### WHAT IS ASKED
In the entries, find all lines that hold the word "Válassza" and copy them.

### RECORDS SHOWN
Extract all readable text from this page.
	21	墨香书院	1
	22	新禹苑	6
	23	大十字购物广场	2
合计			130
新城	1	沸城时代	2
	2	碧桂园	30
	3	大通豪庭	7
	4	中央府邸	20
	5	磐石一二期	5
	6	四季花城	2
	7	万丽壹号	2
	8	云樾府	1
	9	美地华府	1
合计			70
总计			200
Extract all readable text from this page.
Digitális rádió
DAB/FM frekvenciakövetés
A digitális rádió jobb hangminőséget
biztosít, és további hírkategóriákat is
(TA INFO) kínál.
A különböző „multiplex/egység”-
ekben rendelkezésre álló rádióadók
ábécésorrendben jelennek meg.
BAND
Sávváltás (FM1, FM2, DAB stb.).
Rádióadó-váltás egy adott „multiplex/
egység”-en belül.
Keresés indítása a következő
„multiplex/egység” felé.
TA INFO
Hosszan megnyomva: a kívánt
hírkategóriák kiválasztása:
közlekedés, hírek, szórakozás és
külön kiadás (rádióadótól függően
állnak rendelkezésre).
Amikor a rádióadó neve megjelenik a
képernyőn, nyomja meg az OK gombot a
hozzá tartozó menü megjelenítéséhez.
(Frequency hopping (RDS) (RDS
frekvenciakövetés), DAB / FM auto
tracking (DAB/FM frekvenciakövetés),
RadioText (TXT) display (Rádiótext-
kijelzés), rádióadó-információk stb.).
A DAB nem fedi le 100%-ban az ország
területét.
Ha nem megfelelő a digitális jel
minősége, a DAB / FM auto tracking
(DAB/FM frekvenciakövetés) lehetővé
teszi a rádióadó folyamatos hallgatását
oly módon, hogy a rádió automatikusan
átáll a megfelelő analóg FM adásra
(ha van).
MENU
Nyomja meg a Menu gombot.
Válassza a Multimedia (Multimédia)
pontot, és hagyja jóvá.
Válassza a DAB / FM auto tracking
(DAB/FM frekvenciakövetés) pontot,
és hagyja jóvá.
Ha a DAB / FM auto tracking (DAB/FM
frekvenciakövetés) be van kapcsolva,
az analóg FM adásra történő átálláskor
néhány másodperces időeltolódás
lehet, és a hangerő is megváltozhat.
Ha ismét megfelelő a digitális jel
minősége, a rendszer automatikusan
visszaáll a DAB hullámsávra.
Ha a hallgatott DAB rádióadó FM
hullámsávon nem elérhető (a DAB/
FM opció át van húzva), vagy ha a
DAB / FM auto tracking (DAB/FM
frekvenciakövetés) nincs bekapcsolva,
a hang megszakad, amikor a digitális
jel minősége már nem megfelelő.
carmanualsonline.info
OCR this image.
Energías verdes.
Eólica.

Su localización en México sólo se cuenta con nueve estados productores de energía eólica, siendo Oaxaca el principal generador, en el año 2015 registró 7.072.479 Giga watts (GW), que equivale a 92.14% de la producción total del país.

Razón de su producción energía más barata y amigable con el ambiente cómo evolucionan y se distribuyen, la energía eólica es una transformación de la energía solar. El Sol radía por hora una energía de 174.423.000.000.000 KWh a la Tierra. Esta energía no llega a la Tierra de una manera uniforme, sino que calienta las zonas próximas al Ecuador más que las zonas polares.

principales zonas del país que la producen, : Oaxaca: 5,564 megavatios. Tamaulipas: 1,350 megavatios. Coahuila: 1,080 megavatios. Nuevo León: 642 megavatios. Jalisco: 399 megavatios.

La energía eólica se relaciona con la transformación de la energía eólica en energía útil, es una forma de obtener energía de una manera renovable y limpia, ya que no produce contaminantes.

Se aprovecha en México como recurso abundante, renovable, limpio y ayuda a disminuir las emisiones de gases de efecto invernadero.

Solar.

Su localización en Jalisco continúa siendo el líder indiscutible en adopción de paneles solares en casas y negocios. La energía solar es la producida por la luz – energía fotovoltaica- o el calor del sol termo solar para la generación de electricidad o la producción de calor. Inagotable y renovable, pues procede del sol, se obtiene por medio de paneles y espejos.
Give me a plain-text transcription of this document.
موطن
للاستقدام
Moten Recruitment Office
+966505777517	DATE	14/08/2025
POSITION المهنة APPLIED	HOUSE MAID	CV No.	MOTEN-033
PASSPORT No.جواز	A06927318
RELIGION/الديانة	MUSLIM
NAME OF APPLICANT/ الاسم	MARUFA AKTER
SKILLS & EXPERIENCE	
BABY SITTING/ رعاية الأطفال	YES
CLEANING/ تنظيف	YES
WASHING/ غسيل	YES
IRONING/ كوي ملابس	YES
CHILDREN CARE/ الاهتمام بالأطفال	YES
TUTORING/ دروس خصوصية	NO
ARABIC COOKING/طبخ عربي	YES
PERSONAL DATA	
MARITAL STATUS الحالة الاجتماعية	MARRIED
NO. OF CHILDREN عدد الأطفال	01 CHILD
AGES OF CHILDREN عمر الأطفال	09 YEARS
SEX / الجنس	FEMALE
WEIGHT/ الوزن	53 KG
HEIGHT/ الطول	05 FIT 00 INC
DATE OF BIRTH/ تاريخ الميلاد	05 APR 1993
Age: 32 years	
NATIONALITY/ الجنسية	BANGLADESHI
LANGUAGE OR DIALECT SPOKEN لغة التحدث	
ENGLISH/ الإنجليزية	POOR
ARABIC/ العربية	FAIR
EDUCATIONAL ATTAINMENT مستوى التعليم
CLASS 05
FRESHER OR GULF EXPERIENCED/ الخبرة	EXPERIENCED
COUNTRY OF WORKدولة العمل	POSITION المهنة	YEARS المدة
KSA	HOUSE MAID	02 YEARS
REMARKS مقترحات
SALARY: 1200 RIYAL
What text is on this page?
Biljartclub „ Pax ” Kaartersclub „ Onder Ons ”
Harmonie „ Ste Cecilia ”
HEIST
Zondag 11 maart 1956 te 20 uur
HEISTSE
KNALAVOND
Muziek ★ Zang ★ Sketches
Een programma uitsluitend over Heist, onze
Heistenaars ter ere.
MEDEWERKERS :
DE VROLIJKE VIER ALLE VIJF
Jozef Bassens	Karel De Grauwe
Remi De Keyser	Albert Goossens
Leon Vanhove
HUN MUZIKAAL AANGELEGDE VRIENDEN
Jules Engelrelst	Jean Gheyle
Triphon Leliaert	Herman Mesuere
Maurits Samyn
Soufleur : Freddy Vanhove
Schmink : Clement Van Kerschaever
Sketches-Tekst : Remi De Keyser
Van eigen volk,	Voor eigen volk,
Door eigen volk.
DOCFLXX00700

### SOLUTION TO THIS TASK
Válassza a Multimedia (Multimédia)
Válassza a DAB / FM auto tracking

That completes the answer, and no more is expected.